• _WRITTEN REQUEST_
Write out all the entries word for word, but skip any images.

• _RECORDED DATA_

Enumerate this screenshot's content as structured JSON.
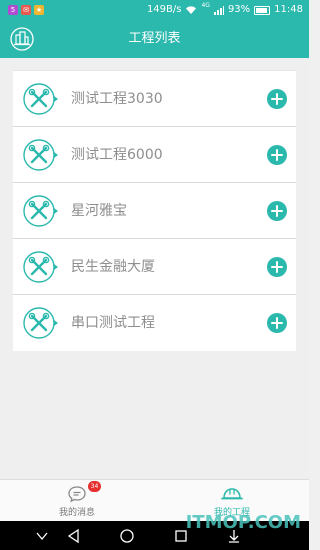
{
  "status_bar": {
    "speed": "149B/s",
    "network": "4G",
    "battery": "93%",
    "time": "11:48",
    "battery_level": 0.93
  },
  "header": {
    "title": "工程列表",
    "left_icon": "building-icon"
  },
  "projects": [
    {
      "name": "测试工程3030"
    },
    {
      "name": "测试工程6000"
    },
    {
      "name": "星河雅宝"
    },
    {
      "name": "民生金融大厦"
    },
    {
      "name": "串口测试工程"
    }
  ],
  "tabs": {
    "messages": {
      "label": "我的消息",
      "badge": "34",
      "icon": "chat-bubble-icon"
    },
    "projects": {
      "label": "我的工程",
      "icon": "hard-hat-icon"
    }
  },
  "watermark": {
    "text": "ITMOP.COM"
  },
  "colors": {
    "accent": "#2bb8ad",
    "badge": "#e5302f",
    "item_text": "#8e8e8e"
  }
}
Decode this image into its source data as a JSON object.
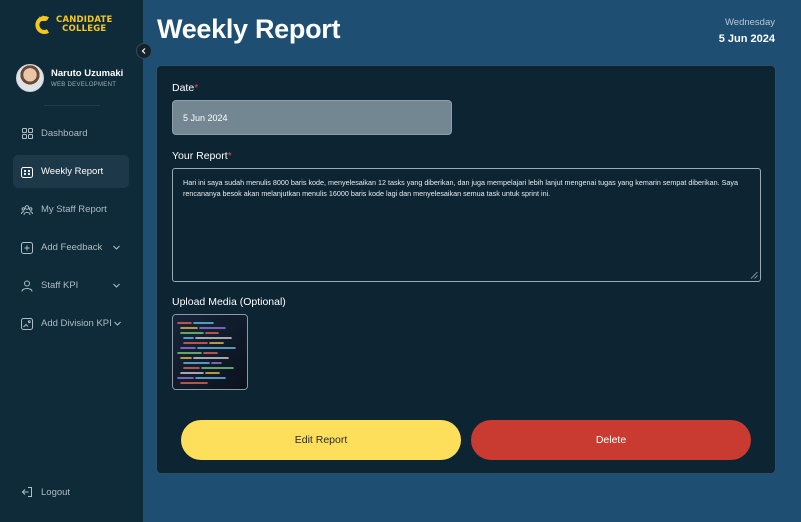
{
  "brand": {
    "line1": "CANDIDATE",
    "line2": "COLLEGE",
    "color": "#f6c71c",
    "icon": "candidate-college-logo"
  },
  "user": {
    "name": "Naruto Uzumaki",
    "role": "WEB DEVELOPMENT"
  },
  "sidebar": {
    "items": [
      {
        "label": "Dashboard",
        "icon": "grid-icon"
      },
      {
        "label": "Weekly Report",
        "icon": "calendar-icon",
        "active": true
      },
      {
        "label": "My Staff Report",
        "icon": "team-icon"
      },
      {
        "label": "Add Feedback",
        "icon": "plus-square-icon",
        "has_dropdown": true
      },
      {
        "label": "Staff KPI",
        "icon": "user-icon",
        "has_dropdown": true
      },
      {
        "label": "Add Division KPI",
        "icon": "image-add-icon",
        "has_dropdown": true
      }
    ],
    "logout_label": "Logout"
  },
  "header": {
    "title": "Weekly Report",
    "day": "Wednesday",
    "date": "5 Jun 2024"
  },
  "form": {
    "date_label": "Date",
    "required_mark": "*",
    "date_value": "5 Jun 2024",
    "report_label": "Your Report",
    "report_value": "Hari ini saya sudah menulis 8000 baris kode, menyelesaikan 12 tasks yang diberikan, dan juga mempelajari lebih lanjut mengenai tugas yang kemarin sempat diberikan. Saya rencananya besok akan melanjutkan menulis 16000 baris kode lagi dan menyelesaikan semua task untuk sprint ini.",
    "media_label": "Upload Media (Optional)",
    "media_thumbnail": "code-screenshot-thumbnail"
  },
  "actions": {
    "edit_label": "Edit Report",
    "delete_label": "Delete"
  },
  "colors": {
    "background": "#1e4f73",
    "sidebar": "#0f2a38",
    "card": "#0d2533",
    "edit_button": "#fedf5b",
    "delete_button": "#c93a30",
    "required": "#e5484d"
  }
}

• _RESPONSE TO THIS TASK_
Enumerate this screenshot's content as structured JSON.
{
  "status_bar": {
    "speed": "149B/s",
    "network": "4G",
    "battery": "93%",
    "time": "11:48",
    "battery_level": 0.93
  },
  "header": {
    "title": "工程列表",
    "left_icon": "building-icon"
  },
  "projects": [
    {
      "name": "测试工程3030"
    },
    {
      "name": "测试工程6000"
    },
    {
      "name": "星河雅宝"
    },
    {
      "name": "民生金融大厦"
    },
    {
      "name": "串口测试工程"
    }
  ],
  "tabs": {
    "messages": {
      "label": "我的消息",
      "badge": "34",
      "icon": "chat-bubble-icon"
    },
    "projects": {
      "label": "我的工程",
      "icon": "hard-hat-icon"
    }
  },
  "watermark": {
    "text": "ITMOP.COM"
  },
  "colors": {
    "accent": "#2bb8ad",
    "badge": "#e5302f",
    "item_text": "#8e8e8e"
  }
}
Decode this image into its source data as a JSON object.
{
  "brand": {
    "line1": "CANDIDATE",
    "line2": "COLLEGE",
    "color": "#f6c71c",
    "icon": "candidate-college-logo"
  },
  "user": {
    "name": "Naruto Uzumaki",
    "role": "WEB DEVELOPMENT"
  },
  "sidebar": {
    "items": [
      {
        "label": "Dashboard",
        "icon": "grid-icon"
      },
      {
        "label": "Weekly Report",
        "icon": "calendar-icon",
        "active": true
      },
      {
        "label": "My Staff Report",
        "icon": "team-icon"
      },
      {
        "label": "Add Feedback",
        "icon": "plus-square-icon",
        "has_dropdown": true
      },
      {
        "label": "Staff KPI",
        "icon": "user-icon",
        "has_dropdown": true
      },
      {
        "label": "Add Division KPI",
        "icon": "image-add-icon",
        "has_dropdown": true
      }
    ],
    "logout_label": "Logout"
  },
  "header": {
    "title": "Weekly Report",
    "day": "Wednesday",
    "date": "5 Jun 2024"
  },
  "form": {
    "date_label": "Date",
    "required_mark": "*",
    "date_value": "5 Jun 2024",
    "report_label": "Your Report",
    "report_value": "Hari ini saya sudah menulis 8000 baris kode, menyelesaikan 12 tasks yang diberikan, dan juga mempelajari lebih lanjut mengenai tugas yang kemarin sempat diberikan. Saya rencananya besok akan melanjutkan menulis 16000 baris kode lagi dan menyelesaikan semua task untuk sprint ini.",
    "media_label": "Upload Media (Optional)",
    "media_thumbnail": "code-screenshot-thumbnail"
  },
  "actions": {
    "edit_label": "Edit Report",
    "delete_label": "Delete"
  },
  "colors": {
    "background": "#1e4f73",
    "sidebar": "#0f2a38",
    "card": "#0d2533",
    "edit_button": "#fedf5b",
    "delete_button": "#c93a30",
    "required": "#e5484d"
  }
}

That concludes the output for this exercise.